# Exercise material
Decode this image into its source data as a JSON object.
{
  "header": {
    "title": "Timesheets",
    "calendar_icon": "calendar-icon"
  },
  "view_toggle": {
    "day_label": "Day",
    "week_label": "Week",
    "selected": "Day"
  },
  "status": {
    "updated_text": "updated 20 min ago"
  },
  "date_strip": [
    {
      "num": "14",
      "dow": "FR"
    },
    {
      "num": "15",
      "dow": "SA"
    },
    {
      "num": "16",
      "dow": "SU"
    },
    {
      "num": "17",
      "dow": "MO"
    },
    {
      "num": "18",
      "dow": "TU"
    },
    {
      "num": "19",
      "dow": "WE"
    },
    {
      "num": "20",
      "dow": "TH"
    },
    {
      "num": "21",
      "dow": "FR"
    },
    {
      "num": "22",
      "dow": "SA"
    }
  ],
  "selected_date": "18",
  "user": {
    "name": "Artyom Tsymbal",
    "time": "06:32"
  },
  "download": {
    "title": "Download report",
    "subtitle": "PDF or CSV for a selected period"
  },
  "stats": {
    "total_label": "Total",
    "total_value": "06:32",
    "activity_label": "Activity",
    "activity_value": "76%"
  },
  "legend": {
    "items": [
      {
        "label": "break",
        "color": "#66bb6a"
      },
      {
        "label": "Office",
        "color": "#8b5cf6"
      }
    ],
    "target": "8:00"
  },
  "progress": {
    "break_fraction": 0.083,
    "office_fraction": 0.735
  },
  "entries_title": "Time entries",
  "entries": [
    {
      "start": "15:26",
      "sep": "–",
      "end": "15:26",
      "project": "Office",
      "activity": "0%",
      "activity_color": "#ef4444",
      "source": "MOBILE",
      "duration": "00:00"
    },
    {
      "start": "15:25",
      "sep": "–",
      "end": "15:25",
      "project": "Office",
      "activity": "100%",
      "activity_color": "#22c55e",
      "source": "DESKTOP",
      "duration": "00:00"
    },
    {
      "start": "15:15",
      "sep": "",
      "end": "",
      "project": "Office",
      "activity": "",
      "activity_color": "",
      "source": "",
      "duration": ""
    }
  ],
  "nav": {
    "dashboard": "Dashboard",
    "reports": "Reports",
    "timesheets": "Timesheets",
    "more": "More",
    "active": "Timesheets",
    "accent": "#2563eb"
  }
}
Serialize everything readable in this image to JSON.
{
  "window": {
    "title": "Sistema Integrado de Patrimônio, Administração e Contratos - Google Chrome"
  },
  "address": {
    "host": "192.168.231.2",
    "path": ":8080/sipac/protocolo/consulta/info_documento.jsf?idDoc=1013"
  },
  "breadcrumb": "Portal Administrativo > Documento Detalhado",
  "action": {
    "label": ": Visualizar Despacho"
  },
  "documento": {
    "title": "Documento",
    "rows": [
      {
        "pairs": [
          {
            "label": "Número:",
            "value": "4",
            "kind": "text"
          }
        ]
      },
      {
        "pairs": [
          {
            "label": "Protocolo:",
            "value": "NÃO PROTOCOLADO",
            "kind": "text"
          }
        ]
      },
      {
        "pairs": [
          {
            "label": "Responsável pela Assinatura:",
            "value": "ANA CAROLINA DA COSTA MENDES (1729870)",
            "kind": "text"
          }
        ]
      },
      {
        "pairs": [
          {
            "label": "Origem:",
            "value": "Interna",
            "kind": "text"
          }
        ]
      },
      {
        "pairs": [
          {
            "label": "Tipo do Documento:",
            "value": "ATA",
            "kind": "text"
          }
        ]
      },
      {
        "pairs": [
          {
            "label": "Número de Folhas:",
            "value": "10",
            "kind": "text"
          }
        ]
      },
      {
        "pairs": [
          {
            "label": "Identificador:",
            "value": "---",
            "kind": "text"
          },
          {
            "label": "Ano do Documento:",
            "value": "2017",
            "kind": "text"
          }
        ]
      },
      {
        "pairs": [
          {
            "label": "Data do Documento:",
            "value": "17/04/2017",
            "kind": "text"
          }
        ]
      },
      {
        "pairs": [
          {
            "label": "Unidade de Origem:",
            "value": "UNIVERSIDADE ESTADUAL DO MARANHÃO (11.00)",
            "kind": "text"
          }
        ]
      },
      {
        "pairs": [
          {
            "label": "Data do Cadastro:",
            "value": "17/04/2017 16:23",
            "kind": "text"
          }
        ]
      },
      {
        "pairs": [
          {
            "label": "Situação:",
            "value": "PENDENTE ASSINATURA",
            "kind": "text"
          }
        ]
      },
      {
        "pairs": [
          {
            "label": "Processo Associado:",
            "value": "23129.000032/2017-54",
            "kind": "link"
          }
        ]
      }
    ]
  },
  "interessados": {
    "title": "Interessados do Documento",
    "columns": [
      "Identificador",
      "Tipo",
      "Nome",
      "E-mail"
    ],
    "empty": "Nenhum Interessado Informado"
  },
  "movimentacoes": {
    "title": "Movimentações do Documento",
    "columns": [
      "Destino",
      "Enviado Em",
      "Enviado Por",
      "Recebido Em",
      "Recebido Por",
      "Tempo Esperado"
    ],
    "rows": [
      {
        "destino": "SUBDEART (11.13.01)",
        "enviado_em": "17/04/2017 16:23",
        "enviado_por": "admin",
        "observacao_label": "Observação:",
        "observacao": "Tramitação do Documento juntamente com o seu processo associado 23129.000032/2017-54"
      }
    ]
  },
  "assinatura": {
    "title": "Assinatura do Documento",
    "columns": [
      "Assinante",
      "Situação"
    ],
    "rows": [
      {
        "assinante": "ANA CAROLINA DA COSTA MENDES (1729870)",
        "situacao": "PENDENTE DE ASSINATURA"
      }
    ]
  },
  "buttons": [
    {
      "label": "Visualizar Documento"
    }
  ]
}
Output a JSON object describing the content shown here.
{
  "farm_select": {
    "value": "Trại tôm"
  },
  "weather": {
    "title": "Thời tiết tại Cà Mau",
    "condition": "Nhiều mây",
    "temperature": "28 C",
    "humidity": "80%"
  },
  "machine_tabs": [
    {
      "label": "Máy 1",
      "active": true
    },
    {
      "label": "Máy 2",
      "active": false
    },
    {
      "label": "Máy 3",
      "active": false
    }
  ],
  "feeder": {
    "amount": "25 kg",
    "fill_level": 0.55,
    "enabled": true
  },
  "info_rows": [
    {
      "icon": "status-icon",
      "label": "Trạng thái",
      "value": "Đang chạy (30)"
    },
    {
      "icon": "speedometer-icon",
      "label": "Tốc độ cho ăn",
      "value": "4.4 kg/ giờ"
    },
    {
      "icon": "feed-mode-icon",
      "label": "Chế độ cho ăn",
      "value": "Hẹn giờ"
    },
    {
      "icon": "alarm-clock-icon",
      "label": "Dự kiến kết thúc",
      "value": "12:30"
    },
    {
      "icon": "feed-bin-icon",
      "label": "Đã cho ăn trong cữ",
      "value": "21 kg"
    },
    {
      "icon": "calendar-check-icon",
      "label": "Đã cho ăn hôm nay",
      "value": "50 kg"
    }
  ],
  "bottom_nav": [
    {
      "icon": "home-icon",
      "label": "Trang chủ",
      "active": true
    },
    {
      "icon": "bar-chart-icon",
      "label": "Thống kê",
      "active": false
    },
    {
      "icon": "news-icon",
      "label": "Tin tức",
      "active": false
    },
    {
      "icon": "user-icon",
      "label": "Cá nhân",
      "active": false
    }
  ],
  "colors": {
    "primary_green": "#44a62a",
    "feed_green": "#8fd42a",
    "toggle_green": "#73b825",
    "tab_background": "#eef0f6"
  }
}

# Problem to solve
Write out the entire listing exactly.

# Solution to this problem
Decode this image into its source data as a JSON object.
{
  "header": {
    "title": "Timesheets",
    "calendar_icon": "calendar-icon"
  },
  "view_toggle": {
    "day_label": "Day",
    "week_label": "Week",
    "selected": "Day"
  },
  "status": {
    "updated_text": "updated 20 min ago"
  },
  "date_strip": [
    {
      "num": "14",
      "dow": "FR"
    },
    {
      "num": "15",
      "dow": "SA"
    },
    {
      "num": "16",
      "dow": "SU"
    },
    {
      "num": "17",
      "dow": "MO"
    },
    {
      "num": "18",
      "dow": "TU"
    },
    {
      "num": "19",
      "dow": "WE"
    },
    {
      "num": "20",
      "dow": "TH"
    },
    {
      "num": "21",
      "dow": "FR"
    },
    {
      "num": "22",
      "dow": "SA"
    }
  ],
  "selected_date": "18",
  "user": {
    "name": "Artyom Tsymbal",
    "time": "06:32"
  },
  "download": {
    "title": "Download report",
    "subtitle": "PDF or CSV for a selected period"
  },
  "stats": {
    "total_label": "Total",
    "total_value": "06:32",
    "activity_label": "Activity",
    "activity_value": "76%"
  },
  "legend": {
    "items": [
      {
        "label": "break",
        "color": "#66bb6a"
      },
      {
        "label": "Office",
        "color": "#8b5cf6"
      }
    ],
    "target": "8:00"
  },
  "progress": {
    "break_fraction": 0.083,
    "office_fraction": 0.735
  },
  "entries_title": "Time entries",
  "entries": [
    {
      "start": "15:26",
      "sep": "–",
      "end": "15:26",
      "project": "Office",
      "activity": "0%",
      "activity_color": "#ef4444",
      "source": "MOBILE",
      "duration": "00:00"
    },
    {
      "start": "15:25",
      "sep": "–",
      "end": "15:25",
      "project": "Office",
      "activity": "100%",
      "activity_color": "#22c55e",
      "source": "DESKTOP",
      "duration": "00:00"
    },
    {
      "start": "15:15",
      "sep": "",
      "end": "",
      "project": "Office",
      "activity": "",
      "activity_color": "",
      "source": "",
      "duration": ""
    }
  ],
  "nav": {
    "dashboard": "Dashboard",
    "reports": "Reports",
    "timesheets": "Timesheets",
    "more": "More",
    "active": "Timesheets",
    "accent": "#2563eb"
  }
}
Serialize everything readable in this image to JSON.
{
  "window": {
    "title": "Sistema Integrado de Patrimônio, Administração e Contratos - Google Chrome"
  },
  "address": {
    "host": "192.168.231.2",
    "path": ":8080/sipac/protocolo/consulta/info_documento.jsf?idDoc=1013"
  },
  "breadcrumb": "Portal Administrativo > Documento Detalhado",
  "action": {
    "label": ": Visualizar Despacho"
  },
  "documento": {
    "title": "Documento",
    "rows": [
      {
        "pairs": [
          {
            "label": "Número:",
            "value": "4",
            "kind": "text"
          }
        ]
      },
      {
        "pairs": [
          {
            "label": "Protocolo:",
            "value": "NÃO PROTOCOLADO",
            "kind": "text"
          }
        ]
      },
      {
        "pairs": [
          {
            "label": "Responsável pela Assinatura:",
            "value": "ANA CAROLINA DA COSTA MENDES (1729870)",
            "kind": "text"
          }
        ]
      },
      {
        "pairs": [
          {
            "label": "Origem:",
            "value": "Interna",
            "kind": "text"
          }
        ]
      },
      {
        "pairs": [
          {
            "label": "Tipo do Documento:",
            "value": "ATA",
            "kind": "text"
          }
        ]
      },
      {
        "pairs": [
          {
            "label": "Número de Folhas:",
            "value": "10",
            "kind": "text"
          }
        ]
      },
      {
        "pairs": [
          {
            "label": "Identificador:",
            "value": "---",
            "kind": "text"
          },
          {
            "label": "Ano do Documento:",
            "value": "2017",
            "kind": "text"
          }
        ]
      },
      {
        "pairs": [
          {
            "label": "Data do Documento:",
            "value": "17/04/2017",
            "kind": "text"
          }
        ]
      },
      {
        "pairs": [
          {
            "label": "Unidade de Origem:",
            "value": "UNIVERSIDADE ESTADUAL DO MARANHÃO (11.00)",
            "kind": "text"
          }
        ]
      },
      {
        "pairs": [
          {
            "label": "Data do Cadastro:",
            "value": "17/04/2017 16:23",
            "kind": "text"
          }
        ]
      },
      {
        "pairs": [
          {
            "label": "Situação:",
            "value": "PENDENTE ASSINATURA",
            "kind": "text"
          }
        ]
      },
      {
        "pairs": [
          {
            "label": "Processo Associado:",
            "value": "23129.000032/2017-54",
            "kind": "link"
          }
        ]
      }
    ]
  },
  "interessados": {
    "title": "Interessados do Documento",
    "columns": [
      "Identificador",
      "Tipo",
      "Nome",
      "E-mail"
    ],
    "empty": "Nenhum Interessado Informado"
  },
  "movimentacoes": {
    "title": "Movimentações do Documento",
    "columns": [
      "Destino",
      "Enviado Em",
      "Enviado Por",
      "Recebido Em",
      "Recebido Por",
      "Tempo Esperado"
    ],
    "rows": [
      {
        "destino": "SUBDEART (11.13.01)",
        "enviado_em": "17/04/2017 16:23",
        "enviado_por": "admin",
        "observacao_label": "Observação:",
        "observacao": "Tramitação do Documento juntamente com o seu processo associado 23129.000032/2017-54"
      }
    ]
  },
  "assinatura": {
    "title": "Assinatura do Documento",
    "columns": [
      "Assinante",
      "Situação"
    ],
    "rows": [
      {
        "assinante": "ANA CAROLINA DA COSTA MENDES (1729870)",
        "situacao": "PENDENTE DE ASSINATURA"
      }
    ]
  },
  "buttons": [
    {
      "label": "Visualizar Documento"
    }
  ]
}
Output a JSON object describing the content shown here.
{
  "farm_select": {
    "value": "Trại tôm"
  },
  "weather": {
    "title": "Thời tiết tại Cà Mau",
    "condition": "Nhiều mây",
    "temperature": "28 C",
    "humidity": "80%"
  },
  "machine_tabs": [
    {
      "label": "Máy 1",
      "active": true
    },
    {
      "label": "Máy 2",
      "active": false
    },
    {
      "label": "Máy 3",
      "active": false
    }
  ],
  "feeder": {
    "amount": "25 kg",
    "fill_level": 0.55,
    "enabled": true
  },
  "info_rows": [
    {
      "icon": "status-icon",
      "label": "Trạng thái",
      "value": "Đang chạy (30)"
    },
    {
      "icon": "speedometer-icon",
      "label": "Tốc độ cho ăn",
      "value": "4.4 kg/ giờ"
    },
    {
      "icon": "feed-mode-icon",
      "label": "Chế độ cho ăn",
      "value": "Hẹn giờ"
    },
    {
      "icon": "alarm-clock-icon",
      "label": "Dự kiến kết thúc",
      "value": "12:30"
    },
    {
      "icon": "feed-bin-icon",
      "label": "Đã cho ăn trong cữ",
      "value": "21 kg"
    },
    {
      "icon": "calendar-check-icon",
      "label": "Đã cho ăn hôm nay",
      "value": "50 kg"
    }
  ],
  "bottom_nav": [
    {
      "icon": "home-icon",
      "label": "Trang chủ",
      "active": true
    },
    {
      "icon": "bar-chart-icon",
      "label": "Thống kê",
      "active": false
    },
    {
      "icon": "news-icon",
      "label": "Tin tức",
      "active": false
    },
    {
      "icon": "user-icon",
      "label": "Cá nhân",
      "active": false
    }
  ],
  "colors": {
    "primary_green": "#44a62a",
    "feed_green": "#8fd42a",
    "toggle_green": "#73b825",
    "tab_background": "#eef0f6"
  }
}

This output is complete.